-------- Records supplied --------
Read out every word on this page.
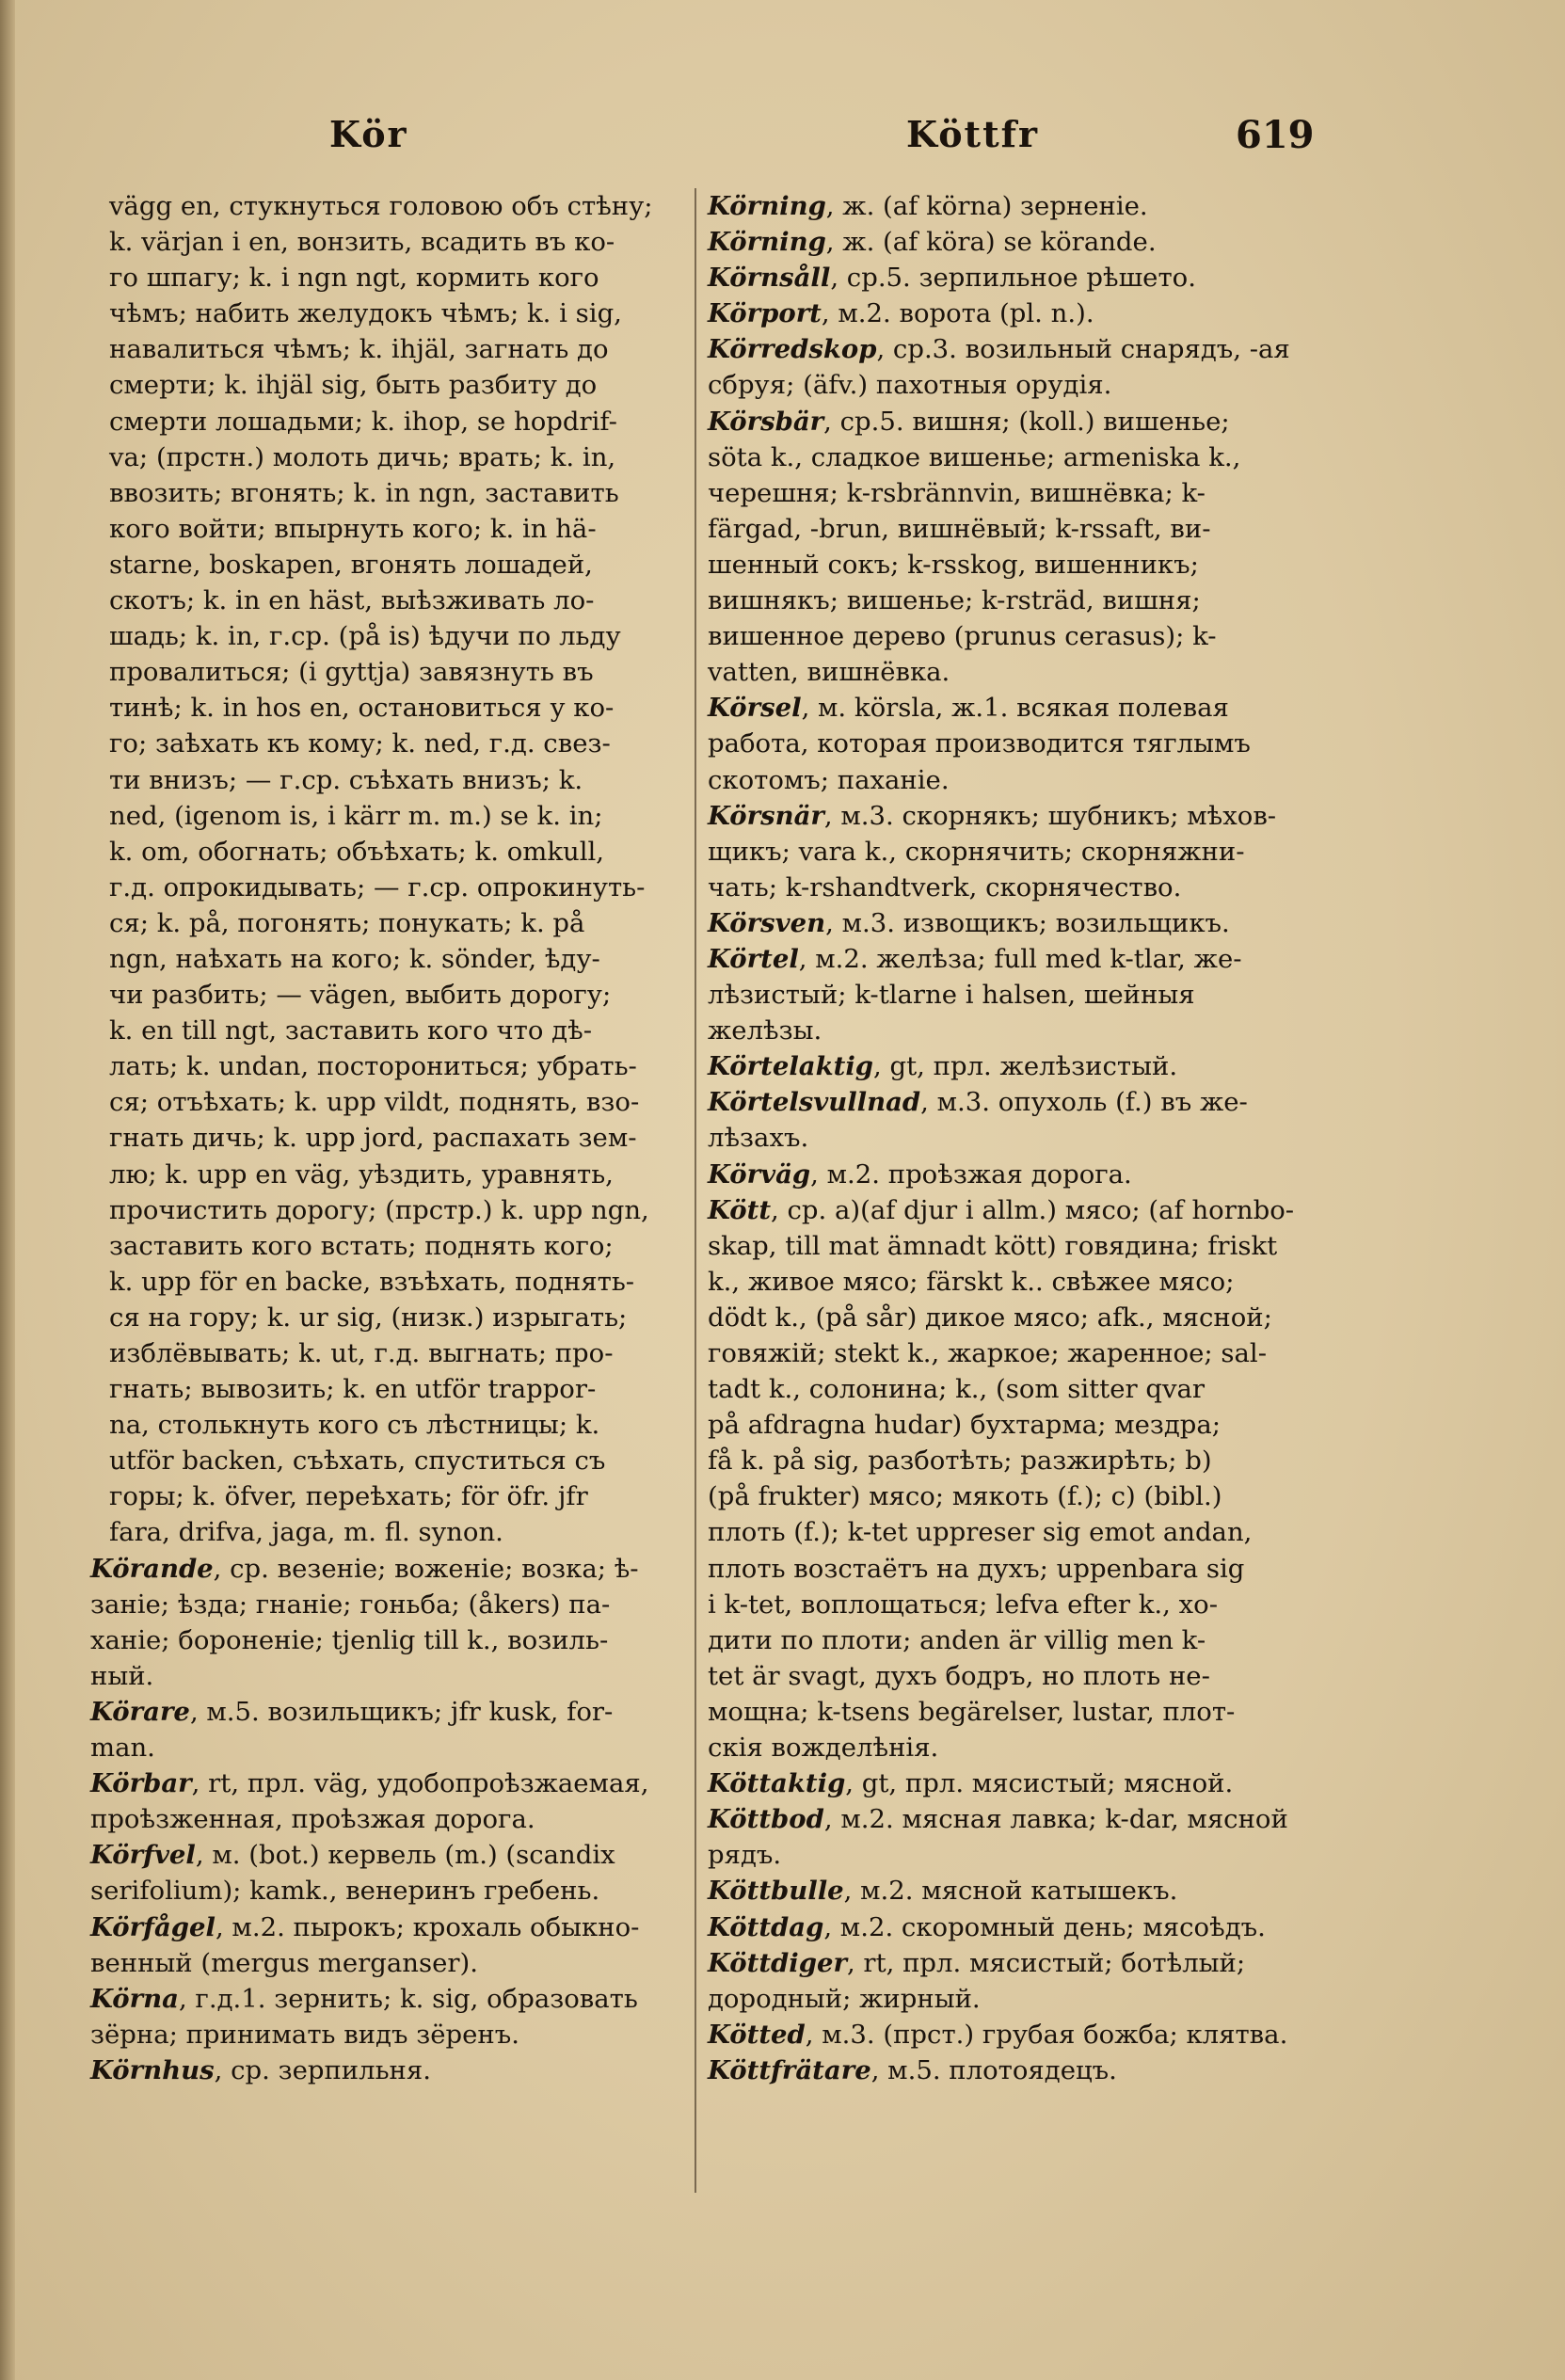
Kör	Köttfr	619
vägg en, стукнуться головою объ стѣну;
k. värjan i en, вонзить, всадить въ ко-
го шпагу; k. i ngn ngt, кормить кого
чѣмъ; набить желудокъ чѣмъ; k. i sig,
навалиться чѣмъ; k. ihjäl, загнать до
смерти; k. ihjäl sig, быть разбиту до
смерти лошадьми; k. ihop, se hopdrif-
va; (прстн.) молоть дичь; врать; k. in,
ввозить; вгонять; k. in ngn, заставить
кого войти; впырнуть кого; k. in hä-
starne, boskapen, вгонять лошадей,
скотъ; k. in en häst, выѣзживать ло-
шадь; k. in, г.ср. (på is) ѣдучи по льду
провалиться; (i gyttja) завязнуть въ
тинѣ; k. in hos en, остановиться у ко-
го; заѣхать къ кому; k. ned, г.д. свез-
ти внизъ; — г.ср. съѣхать внизъ; k.
ned, (igenom is, i kärr m. m.) se k. in;
k. om, обогнать; объѣхать; k. omkull,
г.д. опрокидывать; — г.ср. опрокинуть-
ся; k. på, погонять; понукать; k. på
ngn, наѣхать на кого; k. sönder, ѣду-
чи разбить; — vägen, выбить дорогу;
k. en till ngt, заставить кого что дѣ-
лать; k. undan, посторониться; убрать-
ся; отъѣхать; k. upp vildt, поднять, взо-
гнать дичь; k. upp jord, распахать зем-
лю; k. upp en väg, уѣздить, уравнять,
прочистить дорогу; (прстр.) k. upp ngn,
заставить кого встать; поднять кого;
k. upp för en backe, взъѣхать, поднять-
ся на гору; k. ur sig, (низк.) изрыгать;
изблёвывать; k. ut, г.д. выгнать; про-
гнать; вывозить; k. en utför trappor-
na, столькнуть кого съ лѣстницы; k.
utför backen, съѣхать, спуститься съ
горы; k. öfver, переѣхать; för öfr. jfr
fara, drifva, jaga, m. fl. synon.
Körande, ср. везеніе; воженіе; возка; ѣ-
заніе; ѣзда; гнаніе; гоньба; (åkers) па-
ханіе; бороненіе; tjenlig till k., возиль-
ный.
Körare, м.5. возильщикъ; jfr kusk, for-
man.
Körbar, rt, прл. väg, удобопроѣзжаемая,
проѣзженная, проѣзжая дорога.
Körfvel, м. (bot.) кервель (m.) (scandix
serifolium); kamk., венеринъ гребень.
Körfågel, м.2. пырокъ; крохаль обыкно-
венный (mergus merganser).
Körna, г.д.1. зернить; k. sig, образовать
зёрна; принимать видъ зёренъ.
Körnhus, ср. зерпильня.
Körning, ж. (af körna) зерненіе.
Körning, ж. (af köra) se körande.
Körnsåll, ср.5. зерпильное рѣшето.
Körport, м.2. ворота (pl. n.).
Körredskop, ср.3. возильный снарядъ, -ая
сбруя; (äfv.) пахотныя орудія.
Körsbär, ср.5. вишня; (koll.) вишенье;
söta k., сладкое вишенье; armeniska k.,
черешня; k-rsbrännvin, вишнёвка; k-
färgad, -brun, вишнёвый; k-rssaft, ви-
шенный сокъ; k-rsskog, вишенникъ;
вишнякъ; вишенье; k-rsträd, вишня;
вишенное дерево (prunus cerasus); k-
vatten, вишнёвка.
Körsel, м. körsla, ж.1. всякая полевая
работа, которая производится тяглымъ
скотомъ; паханіе.
Körsnär, м.3. скорнякъ; шубникъ; мѣхов-
щикъ; vara k., скорнячить; скорняжни-
чать; k-rshandtverk, скорнячество.
Körsven, м.3. извощикъ; возильщикъ.
Körtel, м.2. желѣза; full med k-tlar, же-
лѣзистый; k-tlarne i halsen, шейныя
желѣзы.
Körtelaktig, gt, прл. желѣзистый.
Körtelsvullnad, м.3. опухоль (f.) въ же-
лѣзахъ.
Körväg, м.2. проѣзжая дорога.
Kött, ср. a)(af djur i allm.) мясо; (af hornbo-
skap, till mat ämnadt kött) говядина; friskt
k., живое мясо; färskt k.. свѣжее мясо;
dödt k., (på sår) дикое мясо; afk., мясной;
говяжій; stekt k., жаркое; жаренное; sal-
tadt k., солонина; k., (som sitter qvar
på afdragna hudar) бухтарма; мездра;
få k. på sig, разботѣть; разжирѣть; b)
(på frukter) мясо; мякоть (f.); c) (bibl.)
плоть (f.); k-tet uppreser sig emot andan,
плоть возстаётъ на духъ; uppenbara sig
i k-tet, воплощаться; lefva efter k., хо-
дити по плоти; anden är villig men k-
tet är svagt, духъ бодръ, но плоть не-
мощна; k-tsens begärelser, lustar, плот-
скія вожделѣнія.
Köttaktig, gt, прл. мясистый; мясной.
Köttbod, м.2. мясная лавка; k-dar, мясной
рядъ.
Köttbulle, м.2. мясной катышекъ.
Köttdag, м.2. скоромный день; мясоѣдъ.
Köttdiger, rt, прл. мясистый; ботѣлый;
дородный; жирный.
Kötted, м.3. (прст.) грубая божба; клятва.
Köttfrätare, м.5. плотоядецъ.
--------
*Exercise description*.
Among the entries above, determine how many lines contain "till", then output only that number.

*Written solution*.
3